Figure content listings
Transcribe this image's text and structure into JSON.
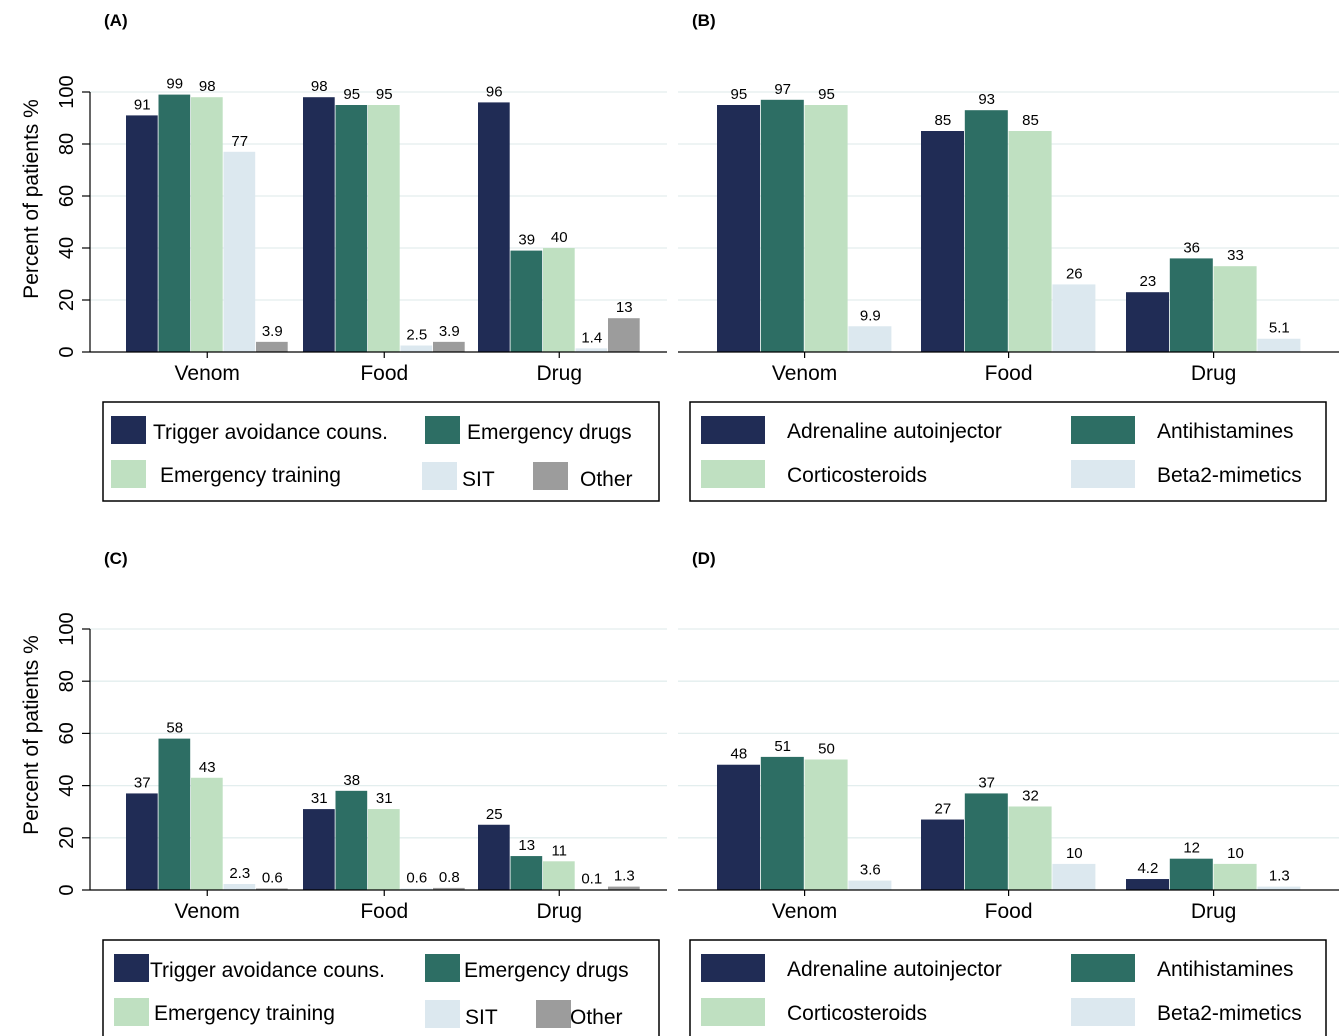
{
  "colors": {
    "navy": "#202c55",
    "teal": "#2d6e64",
    "light_green": "#bfe0c1",
    "pale_blue": "#dce8ef",
    "gray": "#9c9c9c",
    "grid": "#e3eeee"
  },
  "legends": {
    "measures": [
      {
        "label": "Trigger avoidance couns.",
        "color": "#202c55"
      },
      {
        "label": "Emergency drugs",
        "color": "#2d6e64"
      },
      {
        "label": "Emergency training",
        "color": "#bfe0c1"
      },
      {
        "label": "SIT",
        "color": "#dce8ef"
      },
      {
        "label": "Other",
        "color": "#9c9c9c"
      }
    ],
    "drugs": [
      {
        "label": "Adrenaline autoinjector",
        "color": "#202c55"
      },
      {
        "label": "Antihistamines",
        "color": "#2d6e64"
      },
      {
        "label": "Corticosteroids",
        "color": "#bfe0c1"
      },
      {
        "label": "Beta2-mimetics",
        "color": "#dce8ef"
      }
    ]
  },
  "chart_data": [
    {
      "type": "bar",
      "title": "(A)",
      "ylabel": "Percent of patients %",
      "ylim": [
        0,
        100
      ],
      "yticks": [
        0,
        20,
        40,
        60,
        80,
        100
      ],
      "grid": true,
      "categories": [
        "Venom",
        "Food",
        "Drug"
      ],
      "series": [
        {
          "name": "Trigger avoidance couns.",
          "values": [
            91,
            98,
            96
          ],
          "labels": [
            "91",
            "98",
            "96"
          ]
        },
        {
          "name": "Emergency drugs",
          "values": [
            99,
            95,
            39
          ],
          "labels": [
            "99",
            "95",
            "39"
          ]
        },
        {
          "name": "Emergency training",
          "values": [
            98,
            95,
            40
          ],
          "labels": [
            "98",
            "95",
            "40"
          ]
        },
        {
          "name": "SIT",
          "values": [
            77,
            2.5,
            1.4
          ],
          "labels": [
            "77",
            "2.5",
            "1.4"
          ]
        },
        {
          "name": "Other",
          "values": [
            3.9,
            3.9,
            13
          ],
          "labels": [
            "3.9",
            "3.9",
            "13"
          ]
        }
      ]
    },
    {
      "type": "bar",
      "title": "(B)",
      "ylim": [
        0,
        100
      ],
      "grid": true,
      "categories": [
        "Venom",
        "Food",
        "Drug"
      ],
      "series": [
        {
          "name": "Adrenaline autoinjector",
          "values": [
            95,
            85,
            23
          ],
          "labels": [
            "95",
            "85",
            "23"
          ]
        },
        {
          "name": "Antihistamines",
          "values": [
            97,
            93,
            36
          ],
          "labels": [
            "97",
            "93",
            "36"
          ]
        },
        {
          "name": "Corticosteroids",
          "values": [
            95,
            85,
            33
          ],
          "labels": [
            "95",
            "85",
            "33"
          ]
        },
        {
          "name": "Beta2-mimetics",
          "values": [
            9.9,
            26,
            5.1
          ],
          "labels": [
            "9.9",
            "26",
            "5.1"
          ]
        }
      ]
    },
    {
      "type": "bar",
      "title": "(C)",
      "ylabel": "Percent of patients %",
      "ylim": [
        0,
        100
      ],
      "yticks": [
        0,
        20,
        40,
        60,
        80,
        100
      ],
      "grid": true,
      "categories": [
        "Venom",
        "Food",
        "Drug"
      ],
      "series": [
        {
          "name": "Trigger avoidance couns.",
          "values": [
            37,
            31,
            25
          ],
          "labels": [
            "37",
            "31",
            "25"
          ]
        },
        {
          "name": "Emergency drugs",
          "values": [
            58,
            38,
            13
          ],
          "labels": [
            "58",
            "38",
            "13"
          ]
        },
        {
          "name": "Emergency training",
          "values": [
            43,
            31,
            11
          ],
          "labels": [
            "43",
            "31",
            "11"
          ]
        },
        {
          "name": "SIT",
          "values": [
            2.3,
            0.6,
            0.1
          ],
          "labels": [
            "2.3",
            "0.6",
            "0.1"
          ]
        },
        {
          "name": "Other",
          "values": [
            0.6,
            0.8,
            1.3
          ],
          "labels": [
            "0.6",
            "0.8",
            "1.3"
          ]
        }
      ]
    },
    {
      "type": "bar",
      "title": "(D)",
      "ylim": [
        0,
        100
      ],
      "grid": true,
      "categories": [
        "Venom",
        "Food",
        "Drug"
      ],
      "series": [
        {
          "name": "Adrenaline autoinjector",
          "values": [
            48,
            27,
            4.2
          ],
          "labels": [
            "48",
            "27",
            "4.2"
          ]
        },
        {
          "name": "Antihistamines",
          "values": [
            51,
            37,
            12
          ],
          "labels": [
            "51",
            "37",
            "12"
          ]
        },
        {
          "name": "Corticosteroids",
          "values": [
            50,
            32,
            10
          ],
          "labels": [
            "50",
            "32",
            "10"
          ]
        },
        {
          "name": "Beta2-mimetics",
          "values": [
            3.6,
            10,
            1.3
          ],
          "labels": [
            "3.6",
            "10",
            "1.3"
          ]
        }
      ]
    }
  ]
}
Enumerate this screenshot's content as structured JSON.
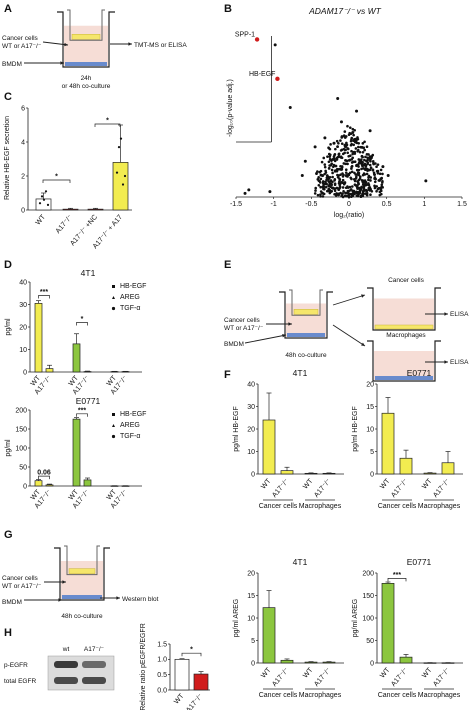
{
  "panel_labels": [
    "A",
    "B",
    "C",
    "D",
    "E",
    "F",
    "G",
    "H"
  ],
  "schematic_a": {
    "left_labels": [
      "Cancer cells",
      "WT or A17⁻/⁻",
      "BMDM"
    ],
    "right_label": "TMT-MS or ELISA",
    "caption": [
      "24h",
      "or 48h co-culture"
    ]
  },
  "schematic_e": {
    "left_labels": [
      "Cancer cells",
      "WT or A17⁻/⁻",
      "BMDM"
    ],
    "caption": "48h co-culture",
    "top_title": "Cancer cells",
    "bottom_title": "Macrophages",
    "elisa_label": "ELISA"
  },
  "schematic_g": {
    "left_labels": [
      "Cancer cells",
      "WT or A17⁻/⁻",
      "BMDM"
    ],
    "caption": "48h co-culture",
    "right_label": "Western blot"
  },
  "blot_h": {
    "lanes": [
      "wt",
      "A17⁻/⁻"
    ],
    "rows": [
      "p-EGFR",
      "total EGFR"
    ]
  },
  "colors": {
    "wt_yellow": "#f2ec50",
    "green": "#8cc63f",
    "red": "#d01c1c",
    "highlight": "#d01c1c",
    "dish_fill": "#f6ddd6",
    "cells_yellow": "#f5e66b",
    "bmdm_blue": "#3a6fc9"
  },
  "chart_data": [
    {
      "id": "B",
      "type": "scatter",
      "title": "ADAM17⁻/⁻ vs WT",
      "xlabel": "log₂(ratio)",
      "ylabel": "-log₁₀(p-value adj.)",
      "xlim": [
        -1.5,
        1.5
      ],
      "xticks": [
        "-1.5",
        "-1",
        "-0.5",
        "0",
        "0.5",
        "1",
        "1.5"
      ],
      "highlighted": [
        {
          "label": "SPP-1",
          "x": -1.22,
          "y": 0.88
        },
        {
          "label": "HB-EGF",
          "x": -0.95,
          "y": 0.66
        }
      ],
      "notable_points": [
        {
          "x": -1.33,
          "y": 0.04
        },
        {
          "x": -1.38,
          "y": 0.02
        },
        {
          "x": -1.05,
          "y": 0.03
        },
        {
          "x": -0.62,
          "y": 0.12
        },
        {
          "x": -0.58,
          "y": 0.2
        },
        {
          "x": -0.32,
          "y": 0.33
        },
        {
          "x": -0.45,
          "y": 0.28
        },
        {
          "x": -0.78,
          "y": 0.5
        },
        {
          "x": -0.98,
          "y": 0.85
        },
        {
          "x": -0.15,
          "y": 0.55
        },
        {
          "x": 0.1,
          "y": 0.48
        },
        {
          "x": 0.28,
          "y": 0.37
        },
        {
          "x": 0.45,
          "y": 0.17
        },
        {
          "x": 0.52,
          "y": 0.12
        },
        {
          "x": 1.02,
          "y": 0.09
        },
        {
          "x": -0.1,
          "y": 0.42
        },
        {
          "x": 0.05,
          "y": 0.36
        },
        {
          "x": -0.2,
          "y": 0.3
        }
      ]
    },
    {
      "id": "C",
      "type": "bar",
      "ylabel": "Relative HB-EGF secretion",
      "categories": [
        "WT",
        "A17⁻/⁻",
        "A17⁻/⁻ +NC",
        "A17⁻/⁻ + A17"
      ],
      "values": [
        0.65,
        0.05,
        0.05,
        2.8
      ],
      "errors": [
        0.35,
        0.05,
        0.05,
        2.2
      ],
      "colors": [
        "#ffffff",
        "#d01c1c",
        "#d01c1c",
        "#f2ec50"
      ],
      "ylim": [
        0,
        6
      ],
      "significance": [
        {
          "between": [
            0,
            1
          ],
          "label": "*"
        },
        {
          "between": [
            2,
            3
          ],
          "label": "*"
        }
      ]
    },
    {
      "id": "D1",
      "type": "bar",
      "title": "4T1",
      "ylabel": "pg/ml",
      "ylim": [
        0,
        40
      ],
      "yticks": [
        0,
        10,
        20,
        30,
        40
      ],
      "categories": [
        "WT",
        "A17⁻/⁻"
      ],
      "legend": [
        "HB-EGF",
        "AREG",
        "TGF-α"
      ],
      "series": [
        {
          "name": "HB-EGF",
          "color": "#f2ec50",
          "values": [
            30.5,
            1.5
          ],
          "errors": [
            1.2,
            1.5
          ]
        },
        {
          "name": "AREG",
          "color": "#8cc63f",
          "values": [
            12.5,
            0.2
          ],
          "errors": [
            4.5,
            0.2
          ]
        },
        {
          "name": "TGF-α",
          "color": "#ffffff",
          "values": [
            0.2,
            0.2
          ],
          "errors": [
            0.1,
            0.1
          ]
        }
      ],
      "significance": [
        {
          "series": "HB-EGF",
          "label": "***"
        },
        {
          "series": "AREG",
          "label": "*"
        }
      ]
    },
    {
      "id": "D2",
      "type": "bar",
      "title": "E0771",
      "ylabel": "pg/ml",
      "ylim": [
        0,
        200
      ],
      "yticks": [
        0,
        50,
        100,
        150,
        200
      ],
      "categories": [
        "WT",
        "A17⁻/⁻"
      ],
      "legend": [
        "HB-EGF",
        "AREG",
        "TGF-α"
      ],
      "series": [
        {
          "name": "HB-EGF",
          "color": "#f2ec50",
          "values": [
            14,
            3
          ],
          "errors": [
            3,
            2
          ]
        },
        {
          "name": "AREG",
          "color": "#8cc63f",
          "values": [
            176,
            16
          ],
          "errors": [
            4,
            5
          ]
        },
        {
          "name": "TGF-α",
          "color": "#ffffff",
          "values": [
            0.5,
            0.5
          ],
          "errors": [
            0.3,
            0.3
          ]
        }
      ],
      "significance": [
        {
          "series": "HB-EGF",
          "label": "0.06"
        },
        {
          "series": "AREG",
          "label": "***"
        }
      ]
    },
    {
      "id": "F1",
      "type": "bar",
      "title": "4T1",
      "ylabel": "pg/ml HB-EGF",
      "ylim": [
        0,
        40
      ],
      "yticks": [
        0,
        10,
        20,
        30,
        40
      ],
      "categories": [
        "WT",
        "A17⁻/⁻",
        "WT",
        "A17⁻/⁻"
      ],
      "groups": [
        "Cancer cells",
        "Macrophages"
      ],
      "values": [
        24,
        1.5,
        0.3,
        0.3
      ],
      "errors": [
        12,
        1.5,
        0.2,
        0.2
      ],
      "colors": [
        "#f2ec50",
        "#f2ec50",
        "#f2ec50",
        "#f2ec50"
      ]
    },
    {
      "id": "F2",
      "type": "bar",
      "title": "E0771",
      "ylabel": "pg/ml HB-EGF",
      "ylim": [
        0,
        20
      ],
      "yticks": [
        0,
        5,
        10,
        15,
        20
      ],
      "categories": [
        "WT",
        "A17⁻/⁻",
        "WT",
        "A17⁻/⁻"
      ],
      "groups": [
        "Cancer cells",
        "Macrophages"
      ],
      "values": [
        13.5,
        3.5,
        0.2,
        2.5
      ],
      "errors": [
        3.5,
        1.8,
        0.1,
        2.5
      ],
      "colors": [
        "#f2ec50",
        "#f2ec50",
        "#f2ec50",
        "#f2ec50"
      ]
    },
    {
      "id": "F3",
      "type": "bar",
      "title": "4T1",
      "ylabel": "pg/ml AREG",
      "ylim": [
        0,
        20
      ],
      "yticks": [
        0,
        5,
        10,
        15,
        20
      ],
      "categories": [
        "WT",
        "A17⁻/⁻",
        "WT",
        "A17⁻/⁻"
      ],
      "groups": [
        "Cancer cells",
        "Macrophages"
      ],
      "values": [
        12.3,
        0.6,
        0.2,
        0.2
      ],
      "errors": [
        3.8,
        0.3,
        0.1,
        0.1
      ],
      "colors": [
        "#8cc63f",
        "#8cc63f",
        "#8cc63f",
        "#8cc63f"
      ]
    },
    {
      "id": "F4",
      "type": "bar",
      "title": "E0771",
      "ylabel": "pg/ml AREG",
      "ylim": [
        0,
        200
      ],
      "yticks": [
        0,
        50,
        100,
        150,
        200
      ],
      "categories": [
        "WT",
        "A17⁻/⁻",
        "WT",
        "A17⁻/⁻"
      ],
      "groups": [
        "Cancer cells",
        "Macrophages"
      ],
      "values": [
        177,
        13,
        0.5,
        0.5
      ],
      "errors": [
        3,
        6,
        0.3,
        0.3
      ],
      "colors": [
        "#8cc63f",
        "#8cc63f",
        "#8cc63f",
        "#8cc63f"
      ],
      "significance": [
        {
          "between": [
            0,
            1
          ],
          "label": "***"
        }
      ]
    },
    {
      "id": "H",
      "type": "bar",
      "ylabel": "Relative ratio pEGFR/EGFR",
      "ylim": [
        0,
        1.5
      ],
      "yticks": [
        "0.0",
        "0.5",
        "1.0",
        "1.5"
      ],
      "categories": [
        "WT",
        "A17⁻/⁻"
      ],
      "values": [
        1.0,
        0.52
      ],
      "errors": [
        0.02,
        0.08
      ],
      "colors": [
        "#ffffff",
        "#d01c1c"
      ],
      "significance": [
        {
          "between": [
            0,
            1
          ],
          "label": "*"
        }
      ]
    }
  ]
}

[TASK]:
State only the count of lines above that hold the string "this".

[ANSWER BOX]:
2